* [WHAT IS EXPECTED] Only the pictures are left out: repeat the rest of the entries exactly.

* [THE DATA]

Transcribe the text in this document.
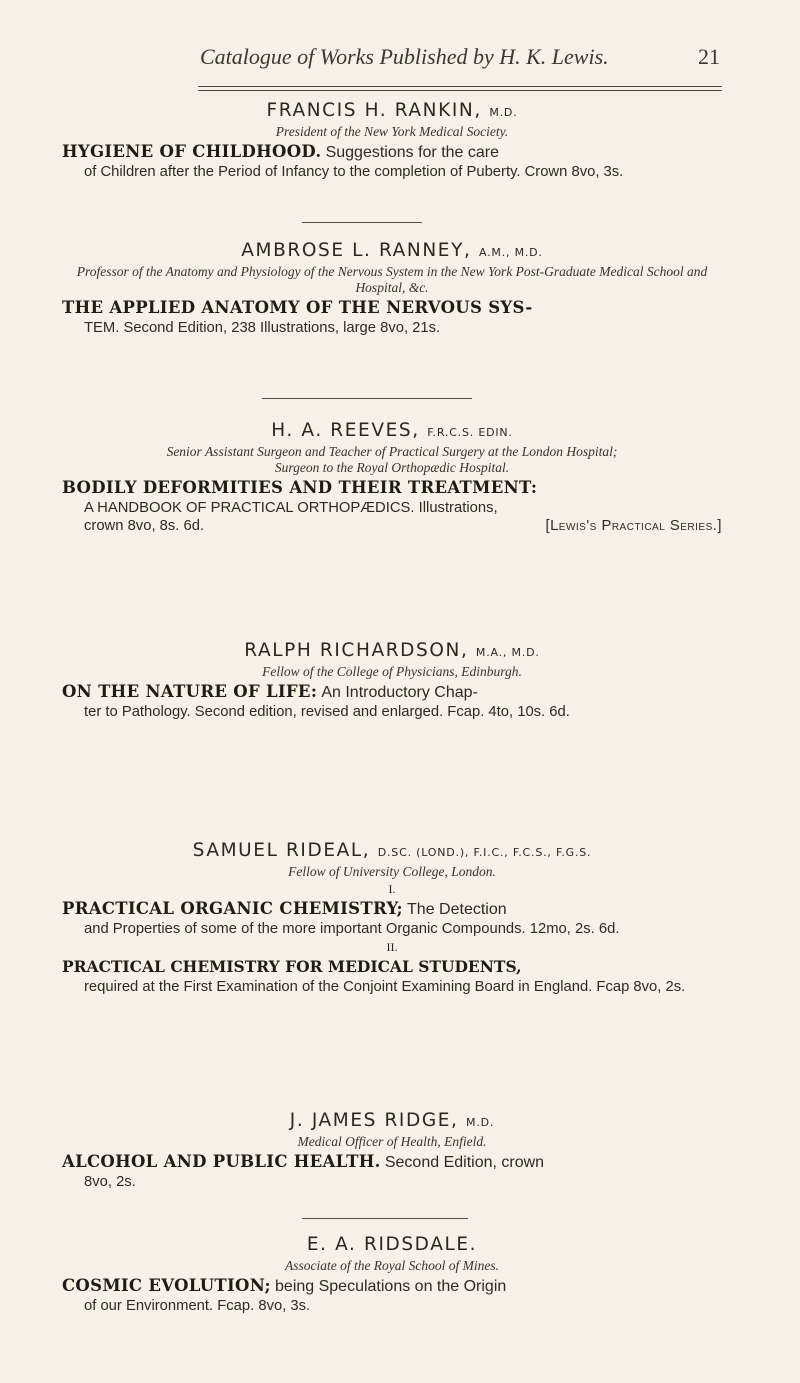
Catalogue of Works Published by H. K. Lewis.	21
FRANCIS H. RANKIN, M.D.
President of the New York Medical Society.
HYGIENE OF CHILDHOOD. Suggestions for the care
of Children after the Period of Infancy to the completion of Puberty. Crown 8vo, 3s.
AMBROSE L. RANNEY, A.M., M.D.
Professor of the Anatomy and Physiology of the Nervous System in the New York Post-Graduate Medical School and Hospital, &c.
THE APPLIED ANATOMY OF THE NERVOUS SYS-
TEM. Second Edition, 238 Illustrations, large 8vo, 21s.
H. A. REEVES, F.R.C.S. EDIN.
Senior Assistant Surgeon and Teacher of Practical Surgery at the London Hospital;
Surgeon to the Royal Orthopædic Hospital.
BODILY DEFORMITIES AND THEIR TREATMENT:
A HANDBOOK OF PRACTICAL ORTHOPÆDICS. Illustrations,
crown 8vo, 8s. 6d.	[Lewis's Practical Series.]
RALPH RICHARDSON, M.A., M.D.
Fellow of the College of Physicians, Edinburgh.
ON THE NATURE OF LIFE: An Introductory Chap-
ter to Pathology. Second edition, revised and enlarged. Fcap. 4to, 10s. 6d.
SAMUEL RIDEAL, D.SC. (LOND.), F.I.C., F.C.S., F.G.S.
Fellow of University College, London.
I.
PRACTICAL ORGANIC CHEMISTRY; The Detection
and Properties of some of the more important Organic Compounds. 12mo, 2s. 6d.
II.
PRACTICAL CHEMISTRY FOR MEDICAL STUDENTS,
required at the First Examination of the Conjoint Examining Board in England. Fcap 8vo, 2s.
J. JAMES RIDGE, M.D.
Medical Officer of Health, Enfield.
ALCOHOL AND PUBLIC HEALTH. Second Edition, crown
8vo, 2s.
E. A. RIDSDALE.
Associate of the Royal School of Mines.
COSMIC EVOLUTION; being Speculations on the Origin
of our Environment. Fcap. 8vo, 3s.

* [EXERCISE OUTPUT]
Transcribe the text in this document.
Catalogue of Works Published by H. K. Lewis.	21
FRANCIS H. RANKIN, M.D.
President of the New York Medical Society.
HYGIENE OF CHILDHOOD. Suggestions for the care
of Children after the Period of Infancy to the completion of Puberty. Crown 8vo, 3s.
AMBROSE L. RANNEY, A.M., M.D.
Professor of the Anatomy and Physiology of the Nervous System in the New York Post-Graduate Medical School and Hospital, &c.
THE APPLIED ANATOMY OF THE NERVOUS SYS-
TEM. Second Edition, 238 Illustrations, large 8vo, 21s.
H. A. REEVES, F.R.C.S. EDIN.
Senior Assistant Surgeon and Teacher of Practical Surgery at the London Hospital;
Surgeon to the Royal Orthopædic Hospital.
BODILY DEFORMITIES AND THEIR TREATMENT:
A HANDBOOK OF PRACTICAL ORTHOPÆDICS. Illustrations,
crown 8vo, 8s. 6d.	[Lewis's Practical Series.]
RALPH RICHARDSON, M.A., M.D.
Fellow of the College of Physicians, Edinburgh.
ON THE NATURE OF LIFE: An Introductory Chap-
ter to Pathology. Second edition, revised and enlarged. Fcap. 4to, 10s. 6d.
SAMUEL RIDEAL, D.SC. (LOND.), F.I.C., F.C.S., F.G.S.
Fellow of University College, London.
I.
PRACTICAL ORGANIC CHEMISTRY; The Detection
and Properties of some of the more important Organic Compounds. 12mo, 2s. 6d.
II.
PRACTICAL CHEMISTRY FOR MEDICAL STUDENTS,
required at the First Examination of the Conjoint Examining Board in England. Fcap 8vo, 2s.
J. JAMES RIDGE, M.D.
Medical Officer of Health, Enfield.
ALCOHOL AND PUBLIC HEALTH. Second Edition, crown
8vo, 2s.
E. A. RIDSDALE.
Associate of the Royal School of Mines.
COSMIC EVOLUTION; being Speculations on the Origin
of our Environment. Fcap. 8vo, 3s.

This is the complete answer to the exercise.